» 依頼内容 A
図面レイアウト記録の行のうち、「Patent image size: (930, 561).」を含む行に始まり「In FIG. 1A, the sealant」を含む行で終わる範囲を、空行を除いて、「番号」と「行内容」の2列からなるMarkdownの表で表してください。

» 提示本文
• • • • • • •

最後に15ページ目でございますが,産業界への協力のお願いということですが,こちらにも記載のとおり,1番から7番まで,博士人材の採用拡大・処遇改善。また,その博士人材の採用プロセスにおける海外留学経験の評価促進。また,博士後期課程学生を対象としたインターンシップの推進。博士人材の雇用に伴う法人税等の税額控除の活用促進。さらに,5番目にございますように奨学金の企業等による代理返還制度の活用促進。そして,6ポツでございますが,従業員の博士号取得支援。そして,7ポツでございますけども,企業で活躍する博士人材のロールモデルの選定と情報提供。こういったことを経済団体,業界団体,日本で今大体1,300団体ほどありますが,そういった関係団体にも大臣名でお送りすることで,その産業界等の関係者の皆様にも御理解,御協力をいただこうということで,この文書も発出したところです。

なお,資料1-2の表紙に戻っていただければと存じますが,「博士人材活躍プラン~博士をとろう~」というふうに書いておりますが,その「とろう」という意味は,こちらもありますように,若い人々が今後博士号を取得してほしいという取得の「取る」という意味と,企業等社会におきまして博士を採用してほしいという,その博士を「採ろう」,そういった2つの意味を合わせていることを最後にお伝えしておきます。

私からは以上でございます。

【清原分科会長】 高等教育政策室の高見室長さん,御説明ありがとうございます。

さて,先ほどの資料1-2の17ページに御紹介ありましたように,このタスクフォースの第2回目では,日本経済団体連合会を代表して,本分科会の小路臨時委員がヒアリングを受けられて,御参画いただいたということでございます。

そこで小路委員に,是非ただいまの御報告に関連して,コメントをいただければと思います。よろしくお願いいたします。

• • • • • • •

» 依頼内容 B
博士人材活躍プランについての本文を、一字も変えずに全文抜き出してください。

» 提供データ
• • • • • • •

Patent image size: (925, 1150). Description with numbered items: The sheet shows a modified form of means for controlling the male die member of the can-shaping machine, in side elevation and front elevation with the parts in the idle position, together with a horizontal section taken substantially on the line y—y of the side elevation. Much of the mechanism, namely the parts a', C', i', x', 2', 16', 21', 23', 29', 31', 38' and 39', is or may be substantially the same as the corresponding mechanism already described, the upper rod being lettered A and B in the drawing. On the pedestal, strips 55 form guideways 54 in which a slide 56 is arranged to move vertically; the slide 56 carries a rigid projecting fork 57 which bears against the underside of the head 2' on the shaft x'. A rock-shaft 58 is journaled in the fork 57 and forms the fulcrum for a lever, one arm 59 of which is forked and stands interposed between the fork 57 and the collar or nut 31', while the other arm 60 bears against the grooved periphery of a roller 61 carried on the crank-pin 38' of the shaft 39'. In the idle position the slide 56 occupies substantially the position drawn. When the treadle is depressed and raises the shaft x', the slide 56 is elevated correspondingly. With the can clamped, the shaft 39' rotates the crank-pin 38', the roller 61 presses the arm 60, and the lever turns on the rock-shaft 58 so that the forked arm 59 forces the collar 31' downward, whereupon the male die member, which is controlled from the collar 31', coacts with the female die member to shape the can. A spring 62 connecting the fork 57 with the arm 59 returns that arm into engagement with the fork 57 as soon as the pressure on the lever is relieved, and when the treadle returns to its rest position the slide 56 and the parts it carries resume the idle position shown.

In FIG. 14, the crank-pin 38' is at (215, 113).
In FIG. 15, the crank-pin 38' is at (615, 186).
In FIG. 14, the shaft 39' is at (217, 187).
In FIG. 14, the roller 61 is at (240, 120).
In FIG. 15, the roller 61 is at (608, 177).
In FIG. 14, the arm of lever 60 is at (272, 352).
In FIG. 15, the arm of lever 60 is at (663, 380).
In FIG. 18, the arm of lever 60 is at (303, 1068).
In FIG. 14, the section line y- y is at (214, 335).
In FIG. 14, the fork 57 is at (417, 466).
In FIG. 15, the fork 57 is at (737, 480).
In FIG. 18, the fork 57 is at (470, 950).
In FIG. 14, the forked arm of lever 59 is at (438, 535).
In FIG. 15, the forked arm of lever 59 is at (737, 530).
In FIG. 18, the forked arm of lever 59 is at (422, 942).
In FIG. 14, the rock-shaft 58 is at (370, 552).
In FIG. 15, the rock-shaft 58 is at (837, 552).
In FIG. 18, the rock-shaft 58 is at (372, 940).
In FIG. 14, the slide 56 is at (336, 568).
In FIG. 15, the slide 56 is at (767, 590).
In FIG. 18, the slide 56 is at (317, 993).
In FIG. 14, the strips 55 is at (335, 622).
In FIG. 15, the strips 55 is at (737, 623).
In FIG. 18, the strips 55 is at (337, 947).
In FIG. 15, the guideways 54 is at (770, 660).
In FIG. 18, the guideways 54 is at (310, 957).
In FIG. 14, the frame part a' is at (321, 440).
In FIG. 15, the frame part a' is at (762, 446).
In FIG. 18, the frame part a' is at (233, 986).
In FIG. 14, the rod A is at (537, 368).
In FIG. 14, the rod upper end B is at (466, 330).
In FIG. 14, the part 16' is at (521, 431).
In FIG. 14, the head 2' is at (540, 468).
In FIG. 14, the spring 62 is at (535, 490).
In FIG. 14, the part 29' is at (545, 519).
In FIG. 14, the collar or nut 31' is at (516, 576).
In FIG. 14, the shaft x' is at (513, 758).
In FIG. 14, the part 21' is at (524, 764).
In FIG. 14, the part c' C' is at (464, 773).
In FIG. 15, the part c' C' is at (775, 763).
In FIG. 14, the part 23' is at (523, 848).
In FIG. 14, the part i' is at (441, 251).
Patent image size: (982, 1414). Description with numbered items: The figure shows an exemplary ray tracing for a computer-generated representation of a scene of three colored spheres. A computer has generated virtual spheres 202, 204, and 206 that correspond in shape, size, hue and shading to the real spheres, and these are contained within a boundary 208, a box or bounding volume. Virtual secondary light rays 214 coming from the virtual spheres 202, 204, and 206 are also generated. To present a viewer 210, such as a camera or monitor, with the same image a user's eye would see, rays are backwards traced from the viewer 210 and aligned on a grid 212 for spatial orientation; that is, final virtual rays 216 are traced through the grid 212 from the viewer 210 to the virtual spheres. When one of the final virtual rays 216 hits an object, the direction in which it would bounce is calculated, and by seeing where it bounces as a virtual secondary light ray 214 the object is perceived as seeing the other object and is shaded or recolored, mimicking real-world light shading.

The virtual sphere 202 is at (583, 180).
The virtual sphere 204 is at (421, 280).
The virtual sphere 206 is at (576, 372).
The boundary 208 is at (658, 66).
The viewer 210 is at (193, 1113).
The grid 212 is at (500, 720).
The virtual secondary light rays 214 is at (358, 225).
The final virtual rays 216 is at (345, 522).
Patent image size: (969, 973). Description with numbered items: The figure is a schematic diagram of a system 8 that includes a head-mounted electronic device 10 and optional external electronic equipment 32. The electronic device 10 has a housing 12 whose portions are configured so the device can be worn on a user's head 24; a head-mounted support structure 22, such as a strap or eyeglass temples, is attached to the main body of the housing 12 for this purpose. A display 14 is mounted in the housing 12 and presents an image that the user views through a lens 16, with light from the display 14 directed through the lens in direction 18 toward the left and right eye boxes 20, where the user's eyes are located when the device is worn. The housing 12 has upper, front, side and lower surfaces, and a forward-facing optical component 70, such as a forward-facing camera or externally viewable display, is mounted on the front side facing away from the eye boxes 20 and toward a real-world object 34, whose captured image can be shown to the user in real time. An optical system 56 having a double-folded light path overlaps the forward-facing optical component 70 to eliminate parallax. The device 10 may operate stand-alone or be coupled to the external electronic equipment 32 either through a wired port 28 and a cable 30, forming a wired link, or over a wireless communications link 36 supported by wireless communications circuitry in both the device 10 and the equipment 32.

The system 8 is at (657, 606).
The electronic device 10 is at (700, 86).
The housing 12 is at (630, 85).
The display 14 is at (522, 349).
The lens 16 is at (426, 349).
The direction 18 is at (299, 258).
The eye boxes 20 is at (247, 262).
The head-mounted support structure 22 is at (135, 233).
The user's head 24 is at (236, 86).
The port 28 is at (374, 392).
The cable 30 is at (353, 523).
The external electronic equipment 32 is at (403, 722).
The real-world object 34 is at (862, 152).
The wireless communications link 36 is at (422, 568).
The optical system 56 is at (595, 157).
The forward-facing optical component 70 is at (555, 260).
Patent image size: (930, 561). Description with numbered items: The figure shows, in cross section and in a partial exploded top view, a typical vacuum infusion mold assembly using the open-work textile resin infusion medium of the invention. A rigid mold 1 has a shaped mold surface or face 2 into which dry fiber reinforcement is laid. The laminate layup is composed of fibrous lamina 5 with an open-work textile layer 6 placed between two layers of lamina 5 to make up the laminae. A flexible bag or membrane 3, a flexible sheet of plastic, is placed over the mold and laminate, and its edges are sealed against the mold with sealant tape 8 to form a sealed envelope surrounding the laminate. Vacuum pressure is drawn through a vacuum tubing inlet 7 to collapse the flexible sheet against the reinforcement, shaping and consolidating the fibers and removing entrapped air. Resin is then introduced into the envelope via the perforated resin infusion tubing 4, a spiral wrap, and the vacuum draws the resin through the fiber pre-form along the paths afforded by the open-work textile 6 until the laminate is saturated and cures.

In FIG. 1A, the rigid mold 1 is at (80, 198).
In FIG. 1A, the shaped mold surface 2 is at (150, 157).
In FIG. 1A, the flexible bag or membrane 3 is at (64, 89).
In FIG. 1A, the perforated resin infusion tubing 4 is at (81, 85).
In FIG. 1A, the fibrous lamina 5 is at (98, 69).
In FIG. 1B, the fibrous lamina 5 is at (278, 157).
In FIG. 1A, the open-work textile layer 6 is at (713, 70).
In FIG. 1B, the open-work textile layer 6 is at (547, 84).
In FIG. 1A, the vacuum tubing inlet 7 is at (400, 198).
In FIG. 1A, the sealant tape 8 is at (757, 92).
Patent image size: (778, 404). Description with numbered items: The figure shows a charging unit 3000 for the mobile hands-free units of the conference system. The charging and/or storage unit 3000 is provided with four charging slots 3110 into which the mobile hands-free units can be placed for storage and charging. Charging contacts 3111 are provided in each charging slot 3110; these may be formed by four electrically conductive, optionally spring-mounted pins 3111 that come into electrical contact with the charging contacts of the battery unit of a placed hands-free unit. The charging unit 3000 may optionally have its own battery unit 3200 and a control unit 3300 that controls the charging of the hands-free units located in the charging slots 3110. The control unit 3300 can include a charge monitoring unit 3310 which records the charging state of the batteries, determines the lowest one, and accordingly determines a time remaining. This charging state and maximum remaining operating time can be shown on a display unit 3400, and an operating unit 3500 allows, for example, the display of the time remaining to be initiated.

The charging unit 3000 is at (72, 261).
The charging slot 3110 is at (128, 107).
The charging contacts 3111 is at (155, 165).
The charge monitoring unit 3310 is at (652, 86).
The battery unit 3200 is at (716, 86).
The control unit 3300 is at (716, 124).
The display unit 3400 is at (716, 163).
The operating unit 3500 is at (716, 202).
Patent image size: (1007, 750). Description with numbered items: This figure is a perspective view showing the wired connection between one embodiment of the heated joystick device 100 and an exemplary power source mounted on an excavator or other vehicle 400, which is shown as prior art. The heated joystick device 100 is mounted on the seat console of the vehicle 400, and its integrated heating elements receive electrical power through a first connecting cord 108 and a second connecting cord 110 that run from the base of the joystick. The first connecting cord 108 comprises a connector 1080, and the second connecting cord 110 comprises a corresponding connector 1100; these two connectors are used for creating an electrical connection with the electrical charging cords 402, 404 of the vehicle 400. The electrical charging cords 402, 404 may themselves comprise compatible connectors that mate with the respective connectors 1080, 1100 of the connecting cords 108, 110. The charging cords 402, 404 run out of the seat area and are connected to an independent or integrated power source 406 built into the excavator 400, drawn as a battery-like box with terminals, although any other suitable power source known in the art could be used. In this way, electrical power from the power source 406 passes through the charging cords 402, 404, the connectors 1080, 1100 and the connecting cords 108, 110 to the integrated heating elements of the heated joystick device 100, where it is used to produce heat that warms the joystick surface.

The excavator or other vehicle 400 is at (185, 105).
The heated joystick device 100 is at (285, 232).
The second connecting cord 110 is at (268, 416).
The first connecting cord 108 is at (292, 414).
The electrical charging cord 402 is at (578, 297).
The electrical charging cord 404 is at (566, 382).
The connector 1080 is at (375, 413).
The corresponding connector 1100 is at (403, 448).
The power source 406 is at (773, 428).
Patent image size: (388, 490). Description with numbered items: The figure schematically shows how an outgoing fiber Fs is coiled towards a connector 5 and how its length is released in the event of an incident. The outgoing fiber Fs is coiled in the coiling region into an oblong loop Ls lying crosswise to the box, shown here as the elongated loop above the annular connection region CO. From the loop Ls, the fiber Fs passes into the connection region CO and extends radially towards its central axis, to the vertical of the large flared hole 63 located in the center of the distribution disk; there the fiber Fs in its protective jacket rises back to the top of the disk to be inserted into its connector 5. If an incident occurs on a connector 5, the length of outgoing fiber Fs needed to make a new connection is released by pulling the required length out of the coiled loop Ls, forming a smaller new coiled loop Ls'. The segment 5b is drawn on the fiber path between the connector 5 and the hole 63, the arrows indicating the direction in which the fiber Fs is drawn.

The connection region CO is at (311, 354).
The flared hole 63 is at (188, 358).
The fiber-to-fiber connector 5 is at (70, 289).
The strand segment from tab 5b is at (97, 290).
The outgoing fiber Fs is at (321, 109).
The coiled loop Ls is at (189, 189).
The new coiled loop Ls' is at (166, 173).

• • • • • • •

» 想定解答 A
| 番号 | 行内容 |
|---|---|
| 1 | Patent image size: (930, 561). Description with numbered items: The figure shows, in cross section and in a partial exploded top view, a typical vacuum infusion mold assembly using the open-work textile resin infusion medium of the invention. A rigid mold 1 has a shaped mold surface or face 2 into which dry fiber reinforcement is laid. The laminate layup is composed of fibrous lamina 5 with an open-work textile layer 6 placed between two layers of lamina 5 to make up the laminae. A flexible bag or membrane 3, a flexible sheet of plastic, is placed over the mold and laminate, and its edges are sealed against the mold with sealant tape 8 to form a sealed envelope surrounding the laminate. Vacuum pressure is drawn through a vacuum tubing inlet 7 to collapse the flexible sheet against the reinforcement, shaping and consolidating the fibers and removing entrapped air. Resin is then introduced into the envelope via the perforated resin infusion tubing 4, a spiral wrap, and the vacuum draws the resin through the fiber pre-form along the paths afforded by the open-work textile 6 until the laminate is saturated and cures. |
| 2 | In FIG. 1A, the rigid mold 1 is at (80, 198). |
| 3 | In FIG. 1A, the shaped mold surface 2 is at (150, 157). |
| 4 | In FIG. 1A, the flexible bag or membrane 3 is at (64, 89). |
| 5 | In FIG. 1A, the perforated resin infusion tubing 4 is at (81, 85). |
| 6 | In FIG. 1A, the fibrous lamina 5 is at (98, 69). |
| 7 | In FIG. 1B, the fibrous lamina 5 is at (278, 157). |
| 8 | In FIG. 1A, the open-work textile layer 6 is at (713, 70). |
| 9 | In FIG. 1B, the open-work textile layer 6 is at (547, 84). |
| 10 | In FIG. 1A, the vacuum tubing inlet 7 is at (400, 198). |
| 11 | In FIG. 1A, the sealant tape 8 is at (757, 92). |

» 想定解答 B
最後に15ページ目でございますが,産業界への協力のお願いということですが,こちらにも記載のとおり,1番から7番まで,博士人材の採用拡大・処遇改善。また,その博士人材の採用プロセスにおける海外留学経験の評価促進。また,博士後期課程学生を対象としたインターンシップの推進。博士人材の雇用に伴う法人税等の税額控除の活用促進。さらに,5番目にございますように奨学金の企業等による代理返還制度の活用促進。そして,6ポツでございますが,従業員の博士号取得支援。そして,7ポツでございますけども,企業で活躍する博士人材のロールモデルの選定と情報提供。こういったことを経済団体,業界団体,日本で今大体1,300団体ほどありますが,そういった関係団体にも大臣名でお送りすることで,その産業界等の関係者の皆様にも御理解,御協力をいただこうということで,この文書も発出したところです。

なお,資料1-2の表紙に戻っていただければと存じますが,「博士人材活躍プラン~博士をとろう~」というふうに書いておりますが,その「とろう」という意味は,こちらもありますように,若い人々が今後博士号を取得してほしいという取得の「取る」という意味と,企業等社会におきまして博士を採用してほしいという,その博士を「採ろう」,そういった2つの意味を合わせていることを最後にお伝えしておきます。

私からは以上でございます。

【清原分科会長】 高等教育政策室の高見室長さん,御説明ありがとうございます。

さて,先ほどの資料1-2の17ページに御紹介ありましたように,このタスクフォースの第2回目では,日本経済団体連合会を代表して,本分科会の小路臨時委員がヒアリングを受けられて,御参画いただいたということでございます。

そこで小路委員に,是非ただいまの御報告に関連して,コメントをいただければと思います。よろしくお願いいたします。